Look through the listing below and work out how many of its lines hold the word "топлива". Give only the number.

◇ ◇ ◇ ◇ ◇

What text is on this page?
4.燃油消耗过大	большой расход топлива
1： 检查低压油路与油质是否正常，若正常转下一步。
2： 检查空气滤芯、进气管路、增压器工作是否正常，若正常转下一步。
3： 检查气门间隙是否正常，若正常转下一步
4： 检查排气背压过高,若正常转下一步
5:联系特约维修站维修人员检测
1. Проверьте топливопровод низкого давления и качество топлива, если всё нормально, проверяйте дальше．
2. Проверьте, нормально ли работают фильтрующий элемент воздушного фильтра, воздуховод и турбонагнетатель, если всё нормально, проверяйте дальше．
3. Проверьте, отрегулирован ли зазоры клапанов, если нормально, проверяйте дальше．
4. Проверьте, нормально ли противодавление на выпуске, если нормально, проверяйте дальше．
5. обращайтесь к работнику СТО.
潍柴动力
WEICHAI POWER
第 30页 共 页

◇ ◇ ◇ ◇ ◇

Answer to the task
2